▸ What is being asked
Reproduce every entry exactly and leave its pictures out.

Records from a collection
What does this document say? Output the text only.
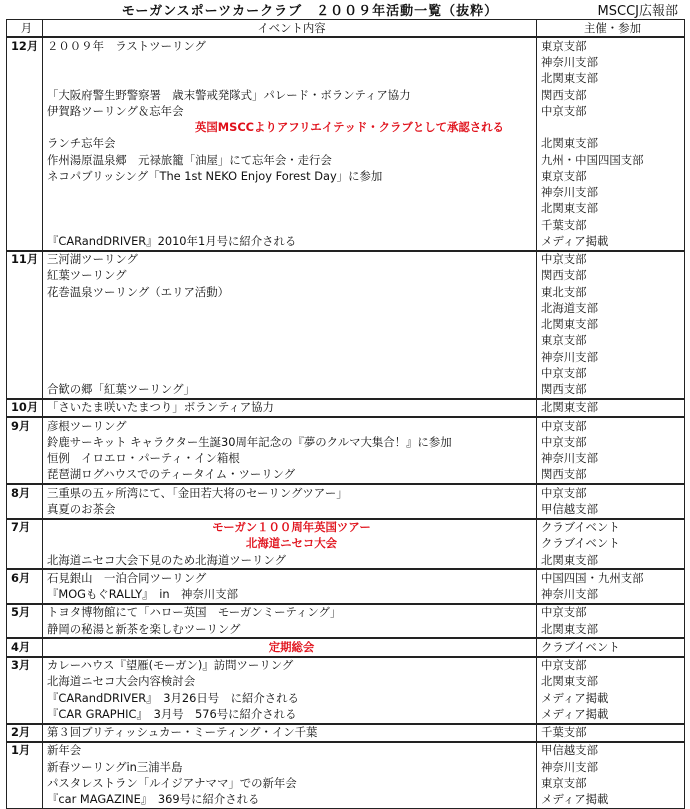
モーガンスポーツカークラブ　２００９年活動一覧（抜粋）	MSCCJ広報部
月	イベント内容	主催・参加
12月	２００９年　ラストツーリング	東京支部
		神奈川支部
		北関東支部
	「大阪府警生野警察署　歳末警戒発隊式」パレード・ボランティア協力	関西支部
	伊賀路ツーリング＆忘年会	中京支部
	英国MSCCよりアフリエイテッド・クラブとして承認される	
	ランチ忘年会	北関東支部
	作州湯原温泉郷　元禄旅籠「油屋」にて忘年会・走行会	九州・中国四国支部
	ネコパブリッシング「The 1st NEKO Enjoy Forest Day」に参加	東京支部
		神奈川支部
		北関東支部
		千葉支部
	『CARandDRIVER』2010年1月号に紹介される	メディア掲載
11月	三河湖ツーリング	中京支部
	紅葉ツーリング	関西支部
	花巻温泉ツーリング（エリア活動）	東北支部
		北海道支部
		北関東支部
		東京支部
		神奈川支部
		中京支部
	合歓の郷「紅葉ツーリング」	関西支部
10月	「さいたま咲いたまつり」ボランティア協力	北関東支部
9月	彦根ツーリング	中京支部
	鈴鹿サーキット キャラクター生誕30周年記念の『夢のクルマ大集合！』に参加	中京支部
	恒例　イロエロ・パーティ・イン箱根	神奈川支部
	琵琶湖ログハウスでのティータイム・ツーリング	関西支部
8月	三重県の五ヶ所湾にて、「金田若大将のセーリングツアー」	中京支部
	真夏のお茶会	甲信越支部
7月	モーガン１００周年英国ツアー	クラブイベント
	北海道ニセコ大会	クラブイベント
	北海道ニセコ大会下見のため北海道ツーリング	北関東支部
6月	石見銀山　一泊合同ツーリング	中国四国・九州支部
	『MOGもぐRALLY』　in　神奈川支部	神奈川支部
5月	トヨタ博物館にて「ハロー英国　モーガンミーティング」	中京支部
	静岡の秘湯と新茶を楽しむツーリング	北関東支部
4月	定期総会	クラブイベント
3月	カレーハウス『望雁(モーガン)』訪問ツーリング	中京支部
	北海道ニセコ大会内容検討会	北関東支部
	『CARandDRIVER』　3月26日号　に紹介される	メディア掲載
	『CAR GRAPHIC』　3月号　576号に紹介される	メディア掲載
2月	第３回ブリティッシュカー・ミーティング・イン千葉	千葉支部
1月	新年会	甲信越支部
	新春ツーリングin三浦半島	神奈川支部
	パスタレストラン「ルイジアナママ」での新年会	東京支部
	『car MAGAZINE』　369号に紹介される	メディア掲載
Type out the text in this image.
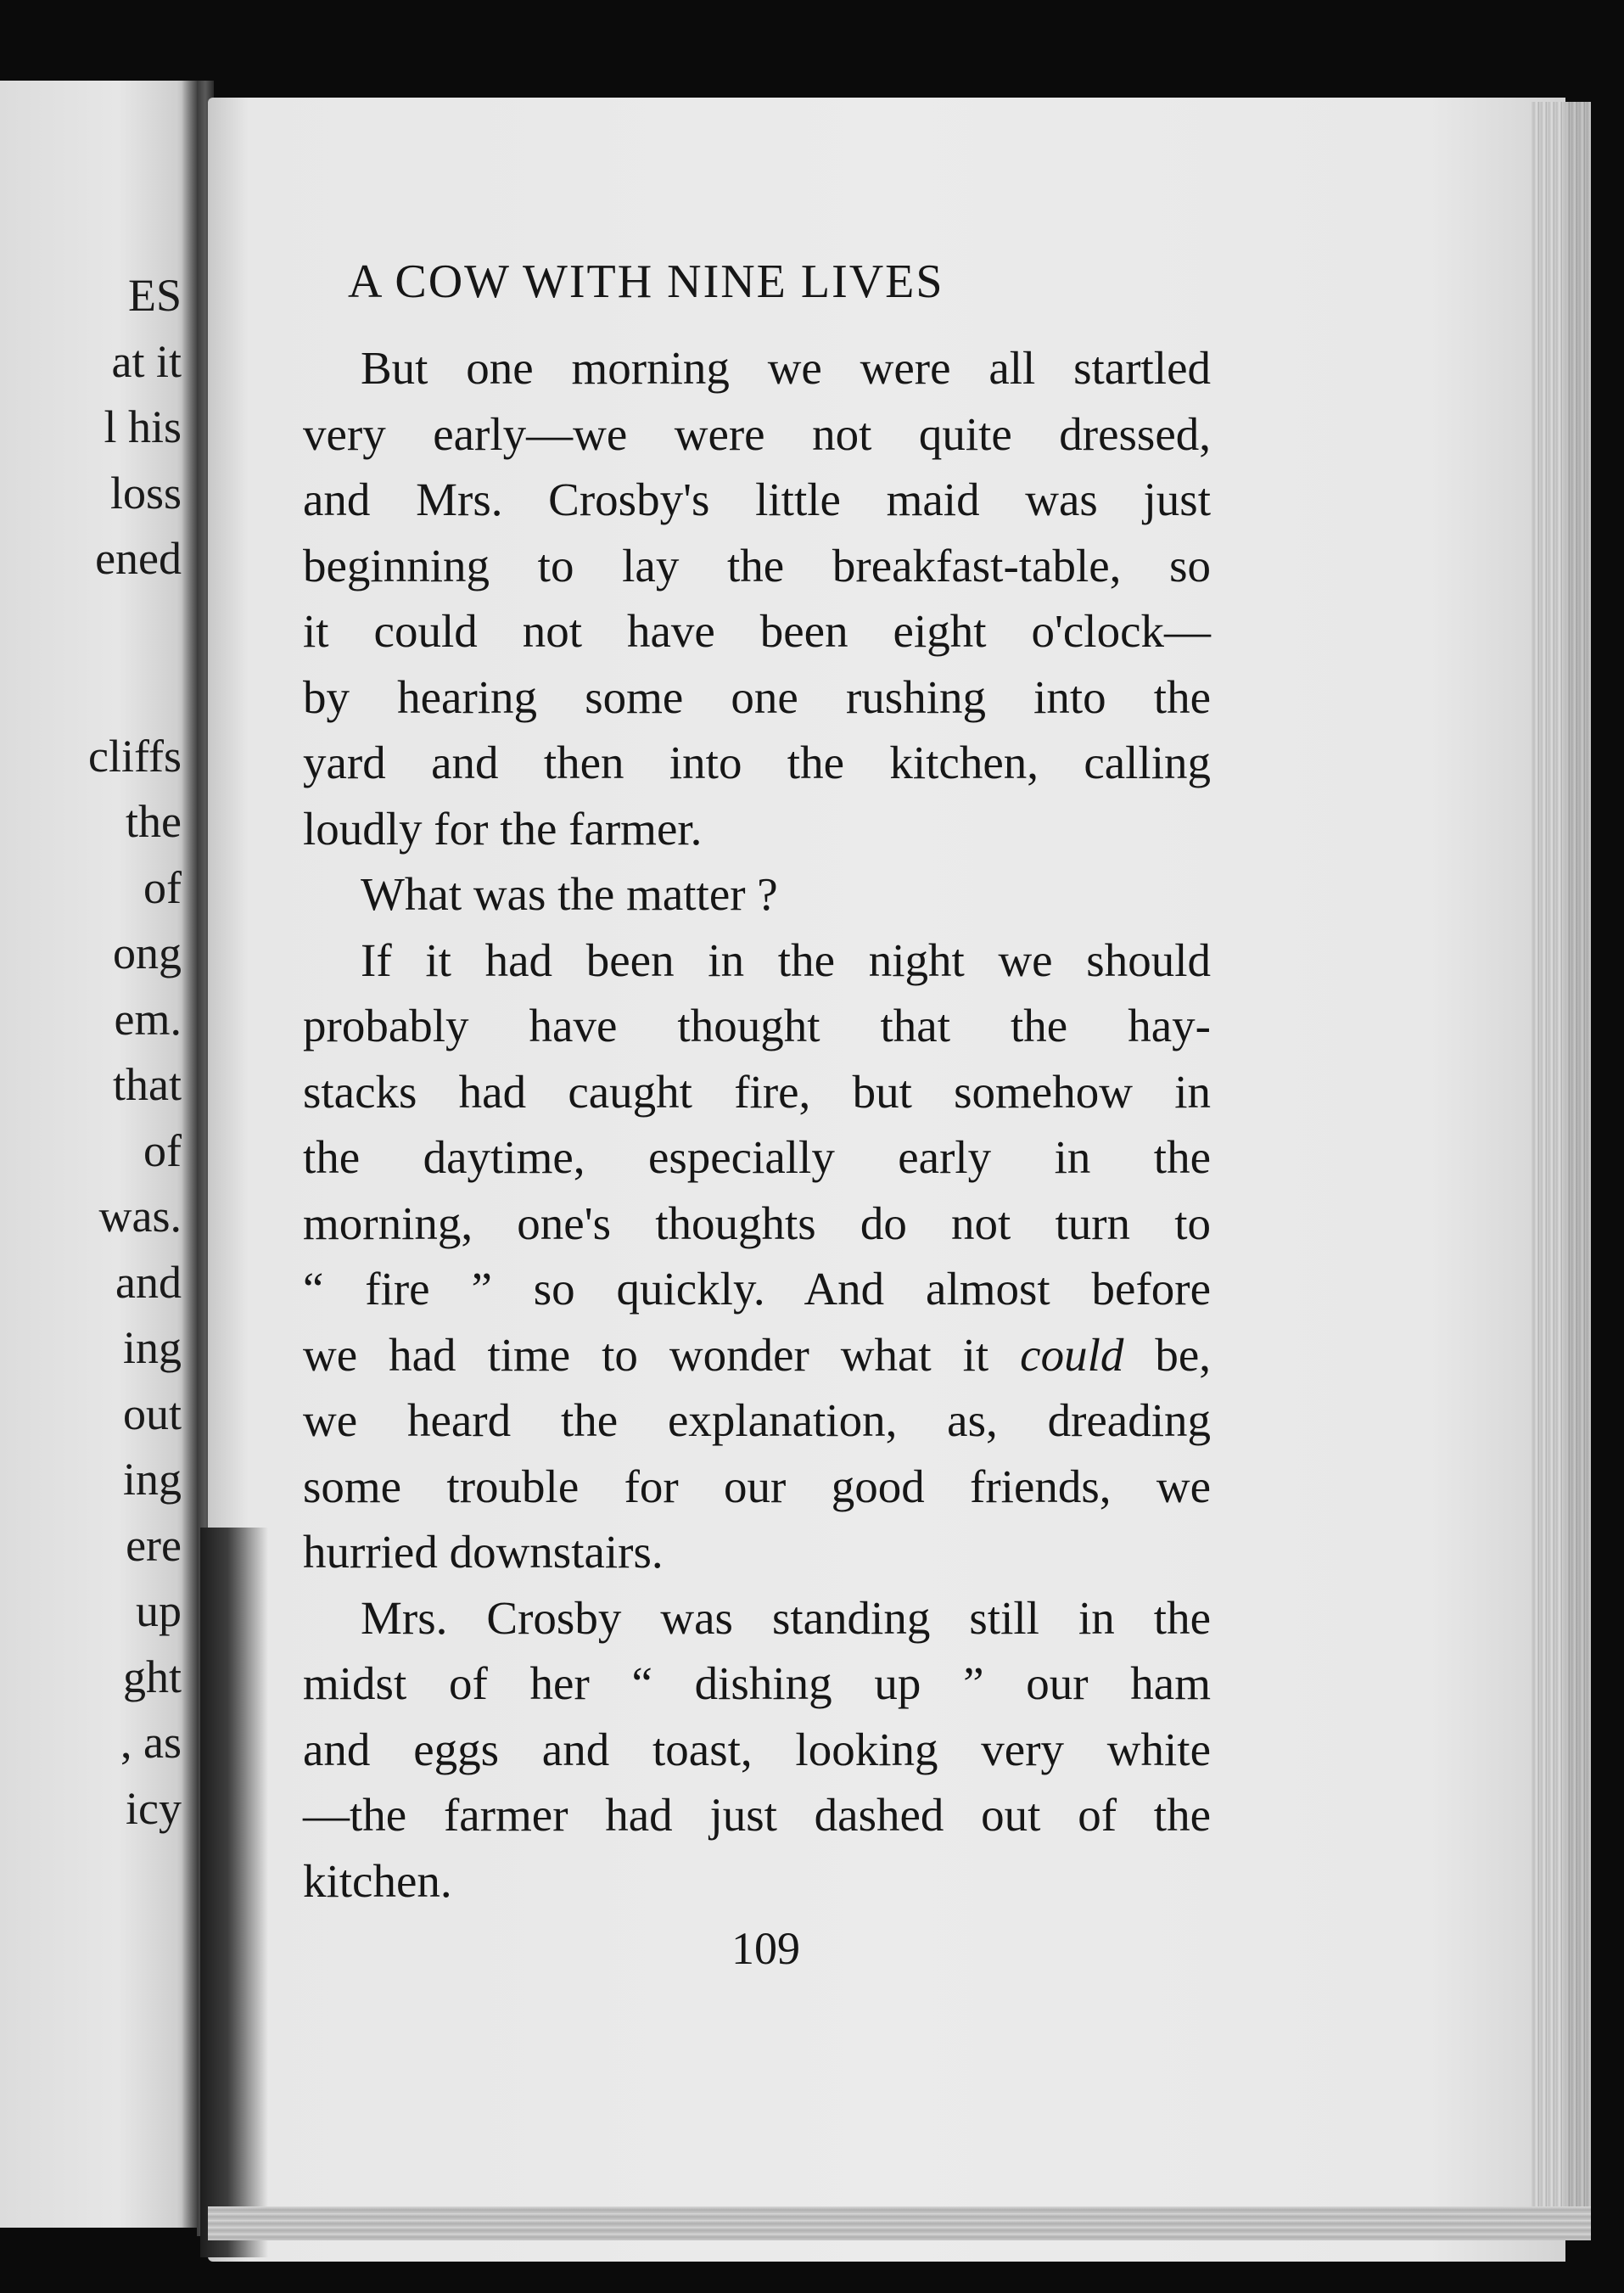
ES
at it
l his
loss
ened
cliffs
the
of
ong
em.
that
of
was.
and
ing
out
ing
ere
up
ght
, as
icy
A COW WITH NINE LIVES
But one morning we were all startled
very early—we were not quite dressed,
and Mrs. Crosby's little maid was just
beginning to lay the breakfast-table, so
it could not have been eight o'clock—
by hearing some one rushing into the
yard and then into the kitchen, calling
loudly for the farmer.
What was the matter ?
If it had been in the night we should
probably have thought that the hay-
stacks had caught fire, but somehow in
the daytime, especially early in the
morning, one's thoughts do not turn to
“ fire ” so quickly. And almost before
we had time to wonder what it could be,
we heard the explanation, as, dreading
some trouble for our good friends, we
hurried downstairs.
Mrs. Crosby was standing still in the
midst of her “ dishing up ” our ham
and eggs and toast, looking very white
—the farmer had just dashed out of the
kitchen.
109
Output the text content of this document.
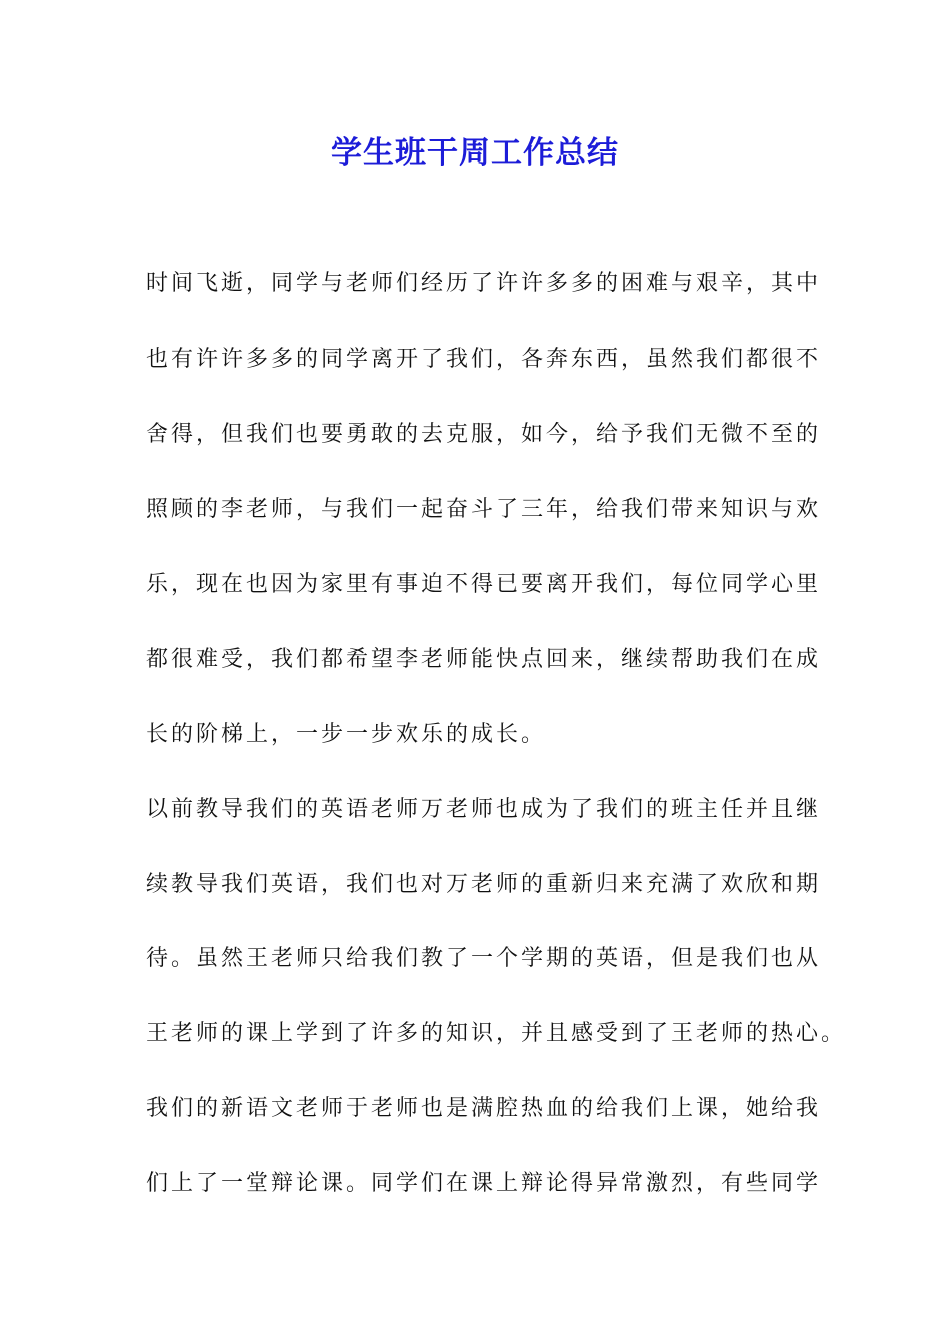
学生班干周工作总结
时间飞逝，同学与老师们经历了许许多多的困难与艰辛，其中
也有许许多多的同学离开了我们，各奔东西，虽然我们都很不
舍得，但我们也要勇敢的去克服，如今，给予我们无微不至的
照顾的李老师，与我们一起奋斗了三年，给我们带来知识与欢
乐，现在也因为家里有事迫不得已要离开我们，每位同学心里
都很难受，我们都希望李老师能快点回来，继续帮助我们在成
长的阶梯上，一步一步欢乐的成长。
以前教导我们的英语老师万老师也成为了我们的班主任并且继
续教导我们英语，我们也对万老师的重新归来充满了欢欣和期
待。虽然王老师只给我们教了一个学期的英语，但是我们也从
王老师的课上学到了许多的知识，并且感受到了王老师的热心。
我们的新语文老师于老师也是满腔热血的给我们上课，她给我
们上了一堂辩论课。同学们在课上辩论得异常激烈，有些同学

▸ Completed exercise
What does this document say? Output the text only.
モーガンスポーツカークラブ　２００９年活動一覧（抜粋）	MSCCJ広報部
月	イベント内容	主催・参加
12月	２００９年　ラストツーリング	東京支部
		神奈川支部
		北関東支部
	「大阪府警生野警察署　歳末警戒発隊式」パレード・ボランティア協力	関西支部
	伊賀路ツーリング＆忘年会	中京支部
	英国MSCCよりアフリエイテッド・クラブとして承認される	
	ランチ忘年会	北関東支部
	作州湯原温泉郷　元禄旅籠「油屋」にて忘年会・走行会	九州・中国四国支部
	ネコパブリッシング「The 1st NEKO Enjoy Forest Day」に参加	東京支部
		神奈川支部
		北関東支部
		千葉支部
	『CARandDRIVER』2010年1月号に紹介される	メディア掲載
11月	三河湖ツーリング	中京支部
	紅葉ツーリング	関西支部
	花巻温泉ツーリング（エリア活動）	東北支部
		北海道支部
		北関東支部
		東京支部
		神奈川支部
		中京支部
	合歓の郷「紅葉ツーリング」	関西支部
10月	「さいたま咲いたまつり」ボランティア協力	北関東支部
9月	彦根ツーリング	中京支部
	鈴鹿サーキット キャラクター生誕30周年記念の『夢のクルマ大集合！』に参加	中京支部
	恒例　イロエロ・パーティ・イン箱根	神奈川支部
	琵琶湖ログハウスでのティータイム・ツーリング	関西支部
8月	三重県の五ヶ所湾にて、「金田若大将のセーリングツアー」	中京支部
	真夏のお茶会	甲信越支部
7月	モーガン１００周年英国ツアー	クラブイベント
	北海道ニセコ大会	クラブイベント
	北海道ニセコ大会下見のため北海道ツーリング	北関東支部
6月	石見銀山　一泊合同ツーリング	中国四国・九州支部
	『MOGもぐRALLY』　in　神奈川支部	神奈川支部
5月	トヨタ博物館にて「ハロー英国　モーガンミーティング」	中京支部
	静岡の秘湯と新茶を楽しむツーリング	北関東支部
4月	定期総会	クラブイベント
3月	カレーハウス『望雁(モーガン)』訪問ツーリング	中京支部
	北海道ニセコ大会内容検討会	北関東支部
	『CARandDRIVER』　3月26日号　に紹介される	メディア掲載
	『CAR GRAPHIC』　3月号　576号に紹介される	メディア掲載
2月	第３回ブリティッシュカー・ミーティング・イン千葉	千葉支部
1月	新年会	甲信越支部
	新春ツーリングin三浦半島	神奈川支部
	パスタレストラン「ルイジアナママ」での新年会	東京支部
	『car MAGAZINE』　369号に紹介される	メディア掲載
Type out the text in this image.
ES
at it
l his
loss
ened
cliffs
the
of
ong
em.
that
of
was.
and
ing
out
ing
ere
up
ght
, as
icy
A COW WITH NINE LIVES
But one morning we were all startled
very early—we were not quite dressed,
and Mrs. Crosby's little maid was just
beginning to lay the breakfast-table, so
it could not have been eight o'clock—
by hearing some one rushing into the
yard and then into the kitchen, calling
loudly for the farmer.
What was the matter ?
If it had been in the night we should
probably have thought that the hay-
stacks had caught fire, but somehow in
the daytime, especially early in the
morning, one's thoughts do not turn to
“ fire ” so quickly. And almost before
we had time to wonder what it could be,
we heard the explanation, as, dreading
some trouble for our good friends, we
hurried downstairs.
Mrs. Crosby was standing still in the
midst of her “ dishing up ” our ham
and eggs and toast, looking very white
—the farmer had just dashed out of the
kitchen.
109
Output the text content of this document.
学生班干周工作总结
时间飞逝，同学与老师们经历了许许多多的困难与艰辛，其中
也有许许多多的同学离开了我们，各奔东西，虽然我们都很不
舍得，但我们也要勇敢的去克服，如今，给予我们无微不至的
照顾的李老师，与我们一起奋斗了三年，给我们带来知识与欢
乐，现在也因为家里有事迫不得已要离开我们，每位同学心里
都很难受，我们都希望李老师能快点回来，继续帮助我们在成
长的阶梯上，一步一步欢乐的成长。
以前教导我们的英语老师万老师也成为了我们的班主任并且继
续教导我们英语，我们也对万老师的重新归来充满了欢欣和期
待。虽然王老师只给我们教了一个学期的英语，但是我们也从
王老师的课上学到了许多的知识，并且感受到了王老师的热心。
我们的新语文老师于老师也是满腔热血的给我们上课，她给我
们上了一堂辩论课。同学们在课上辩论得异常激烈，有些同学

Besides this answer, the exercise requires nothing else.